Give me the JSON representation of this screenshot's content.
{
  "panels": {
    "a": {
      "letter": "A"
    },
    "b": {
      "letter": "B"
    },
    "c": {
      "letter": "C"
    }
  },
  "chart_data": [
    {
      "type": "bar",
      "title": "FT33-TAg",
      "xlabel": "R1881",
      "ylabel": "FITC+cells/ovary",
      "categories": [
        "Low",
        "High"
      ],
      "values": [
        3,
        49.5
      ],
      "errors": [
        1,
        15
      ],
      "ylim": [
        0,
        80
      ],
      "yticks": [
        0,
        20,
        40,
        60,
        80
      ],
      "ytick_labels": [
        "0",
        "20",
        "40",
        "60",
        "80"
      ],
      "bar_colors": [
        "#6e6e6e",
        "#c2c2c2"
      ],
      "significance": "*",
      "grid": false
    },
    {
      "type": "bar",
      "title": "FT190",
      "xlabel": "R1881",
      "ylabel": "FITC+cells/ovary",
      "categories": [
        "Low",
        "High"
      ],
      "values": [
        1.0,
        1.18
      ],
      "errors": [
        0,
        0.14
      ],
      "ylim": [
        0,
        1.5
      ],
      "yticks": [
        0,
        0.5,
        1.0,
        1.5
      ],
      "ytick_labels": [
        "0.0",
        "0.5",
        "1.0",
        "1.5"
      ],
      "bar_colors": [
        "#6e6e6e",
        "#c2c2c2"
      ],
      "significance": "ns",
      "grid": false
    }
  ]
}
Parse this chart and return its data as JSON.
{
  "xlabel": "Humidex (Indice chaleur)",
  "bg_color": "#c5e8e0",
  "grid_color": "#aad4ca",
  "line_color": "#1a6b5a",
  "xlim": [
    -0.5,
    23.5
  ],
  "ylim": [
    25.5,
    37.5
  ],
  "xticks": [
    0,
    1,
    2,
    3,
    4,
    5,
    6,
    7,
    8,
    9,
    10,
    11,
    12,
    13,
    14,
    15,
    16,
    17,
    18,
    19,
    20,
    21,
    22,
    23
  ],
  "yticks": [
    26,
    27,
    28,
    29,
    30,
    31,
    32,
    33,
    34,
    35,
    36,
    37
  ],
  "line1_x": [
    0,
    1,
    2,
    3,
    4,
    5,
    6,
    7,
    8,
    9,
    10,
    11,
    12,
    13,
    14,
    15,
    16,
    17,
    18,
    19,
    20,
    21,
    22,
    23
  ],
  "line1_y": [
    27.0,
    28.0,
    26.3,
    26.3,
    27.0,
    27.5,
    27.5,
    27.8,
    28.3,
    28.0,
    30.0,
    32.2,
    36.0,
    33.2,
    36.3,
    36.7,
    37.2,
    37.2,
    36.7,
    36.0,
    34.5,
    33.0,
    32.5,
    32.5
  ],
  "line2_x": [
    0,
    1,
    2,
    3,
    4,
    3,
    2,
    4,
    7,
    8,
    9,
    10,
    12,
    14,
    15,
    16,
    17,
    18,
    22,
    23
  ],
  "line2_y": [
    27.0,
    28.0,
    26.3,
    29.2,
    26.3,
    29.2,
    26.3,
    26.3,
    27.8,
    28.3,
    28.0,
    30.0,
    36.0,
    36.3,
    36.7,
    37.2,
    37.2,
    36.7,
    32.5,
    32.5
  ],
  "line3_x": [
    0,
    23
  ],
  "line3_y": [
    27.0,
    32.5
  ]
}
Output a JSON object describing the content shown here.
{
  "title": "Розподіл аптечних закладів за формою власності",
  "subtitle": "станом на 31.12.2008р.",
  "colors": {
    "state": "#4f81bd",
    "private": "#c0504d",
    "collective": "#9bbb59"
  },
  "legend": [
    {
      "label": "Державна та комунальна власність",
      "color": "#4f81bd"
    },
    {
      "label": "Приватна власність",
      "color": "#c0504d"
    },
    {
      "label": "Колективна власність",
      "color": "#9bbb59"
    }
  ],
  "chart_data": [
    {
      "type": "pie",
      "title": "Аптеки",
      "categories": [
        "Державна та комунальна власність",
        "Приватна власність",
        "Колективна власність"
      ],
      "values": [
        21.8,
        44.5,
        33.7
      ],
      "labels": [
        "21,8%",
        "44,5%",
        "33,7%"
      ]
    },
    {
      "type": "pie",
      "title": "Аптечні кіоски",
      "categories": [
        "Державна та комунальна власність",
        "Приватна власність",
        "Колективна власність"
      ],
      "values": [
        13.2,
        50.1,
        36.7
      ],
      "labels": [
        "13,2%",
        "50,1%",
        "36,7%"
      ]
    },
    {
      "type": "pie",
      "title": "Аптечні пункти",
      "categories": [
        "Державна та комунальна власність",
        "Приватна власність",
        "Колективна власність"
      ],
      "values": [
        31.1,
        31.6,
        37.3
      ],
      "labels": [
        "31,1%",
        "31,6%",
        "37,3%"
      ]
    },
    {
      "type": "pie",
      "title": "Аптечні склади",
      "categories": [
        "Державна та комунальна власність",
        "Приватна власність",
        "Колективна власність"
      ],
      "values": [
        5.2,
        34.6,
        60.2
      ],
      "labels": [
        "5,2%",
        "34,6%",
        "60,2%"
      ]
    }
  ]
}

————

◆ YOUR TASK ◆
Please copy out each record, character for character.

◆ WRITTEN RESPONSE ◆
Give me the JSON representation of this screenshot's content.
{
  "panels": {
    "a": {
      "letter": "A"
    },
    "b": {
      "letter": "B"
    },
    "c": {
      "letter": "C"
    }
  },
  "chart_data": [
    {
      "type": "bar",
      "title": "FT33-TAg",
      "xlabel": "R1881",
      "ylabel": "FITC+cells/ovary",
      "categories": [
        "Low",
        "High"
      ],
      "values": [
        3,
        49.5
      ],
      "errors": [
        1,
        15
      ],
      "ylim": [
        0,
        80
      ],
      "yticks": [
        0,
        20,
        40,
        60,
        80
      ],
      "ytick_labels": [
        "0",
        "20",
        "40",
        "60",
        "80"
      ],
      "bar_colors": [
        "#6e6e6e",
        "#c2c2c2"
      ],
      "significance": "*",
      "grid": false
    },
    {
      "type": "bar",
      "title": "FT190",
      "xlabel": "R1881",
      "ylabel": "FITC+cells/ovary",
      "categories": [
        "Low",
        "High"
      ],
      "values": [
        1.0,
        1.18
      ],
      "errors": [
        0,
        0.14
      ],
      "ylim": [
        0,
        1.5
      ],
      "yticks": [
        0,
        0.5,
        1.0,
        1.5
      ],
      "ytick_labels": [
        "0.0",
        "0.5",
        "1.0",
        "1.5"
      ],
      "bar_colors": [
        "#6e6e6e",
        "#c2c2c2"
      ],
      "significance": "ns",
      "grid": false
    }
  ]
}
Parse this chart and return its data as JSON.
{
  "xlabel": "Humidex (Indice chaleur)",
  "bg_color": "#c5e8e0",
  "grid_color": "#aad4ca",
  "line_color": "#1a6b5a",
  "xlim": [
    -0.5,
    23.5
  ],
  "ylim": [
    25.5,
    37.5
  ],
  "xticks": [
    0,
    1,
    2,
    3,
    4,
    5,
    6,
    7,
    8,
    9,
    10,
    11,
    12,
    13,
    14,
    15,
    16,
    17,
    18,
    19,
    20,
    21,
    22,
    23
  ],
  "yticks": [
    26,
    27,
    28,
    29,
    30,
    31,
    32,
    33,
    34,
    35,
    36,
    37
  ],
  "line1_x": [
    0,
    1,
    2,
    3,
    4,
    5,
    6,
    7,
    8,
    9,
    10,
    11,
    12,
    13,
    14,
    15,
    16,
    17,
    18,
    19,
    20,
    21,
    22,
    23
  ],
  "line1_y": [
    27.0,
    28.0,
    26.3,
    26.3,
    27.0,
    27.5,
    27.5,
    27.8,
    28.3,
    28.0,
    30.0,
    32.2,
    36.0,
    33.2,
    36.3,
    36.7,
    37.2,
    37.2,
    36.7,
    36.0,
    34.5,
    33.0,
    32.5,
    32.5
  ],
  "line2_x": [
    0,
    1,
    2,
    3,
    4,
    3,
    2,
    4,
    7,
    8,
    9,
    10,
    12,
    14,
    15,
    16,
    17,
    18,
    22,
    23
  ],
  "line2_y": [
    27.0,
    28.0,
    26.3,
    29.2,
    26.3,
    29.2,
    26.3,
    26.3,
    27.8,
    28.3,
    28.0,
    30.0,
    36.0,
    36.3,
    36.7,
    37.2,
    37.2,
    36.7,
    32.5,
    32.5
  ],
  "line3_x": [
    0,
    23
  ],
  "line3_y": [
    27.0,
    32.5
  ]
}
Output a JSON object describing the content shown here.
{
  "title": "Розподіл аптечних закладів за формою власності",
  "subtitle": "станом на 31.12.2008р.",
  "colors": {
    "state": "#4f81bd",
    "private": "#c0504d",
    "collective": "#9bbb59"
  },
  "legend": [
    {
      "label": "Державна та комунальна власність",
      "color": "#4f81bd"
    },
    {
      "label": "Приватна власність",
      "color": "#c0504d"
    },
    {
      "label": "Колективна власність",
      "color": "#9bbb59"
    }
  ],
  "chart_data": [
    {
      "type": "pie",
      "title": "Аптеки",
      "categories": [
        "Державна та комунальна власність",
        "Приватна власність",
        "Колективна власність"
      ],
      "values": [
        21.8,
        44.5,
        33.7
      ],
      "labels": [
        "21,8%",
        "44,5%",
        "33,7%"
      ]
    },
    {
      "type": "pie",
      "title": "Аптечні кіоски",
      "categories": [
        "Державна та комунальна власність",
        "Приватна власність",
        "Колективна власність"
      ],
      "values": [
        13.2,
        50.1,
        36.7
      ],
      "labels": [
        "13,2%",
        "50,1%",
        "36,7%"
      ]
    },
    {
      "type": "pie",
      "title": "Аптечні пункти",
      "categories": [
        "Державна та комунальна власність",
        "Приватна власність",
        "Колективна власність"
      ],
      "values": [
        31.1,
        31.6,
        37.3
      ],
      "labels": [
        "31,1%",
        "31,6%",
        "37,3%"
      ]
    },
    {
      "type": "pie",
      "title": "Аптечні склади",
      "categories": [
        "Державна та комунальна власність",
        "Приватна власність",
        "Колективна власність"
      ],
      "values": [
        5.2,
        34.6,
        60.2
      ],
      "labels": [
        "5,2%",
        "34,6%",
        "60,2%"
      ]
    }
  ]
}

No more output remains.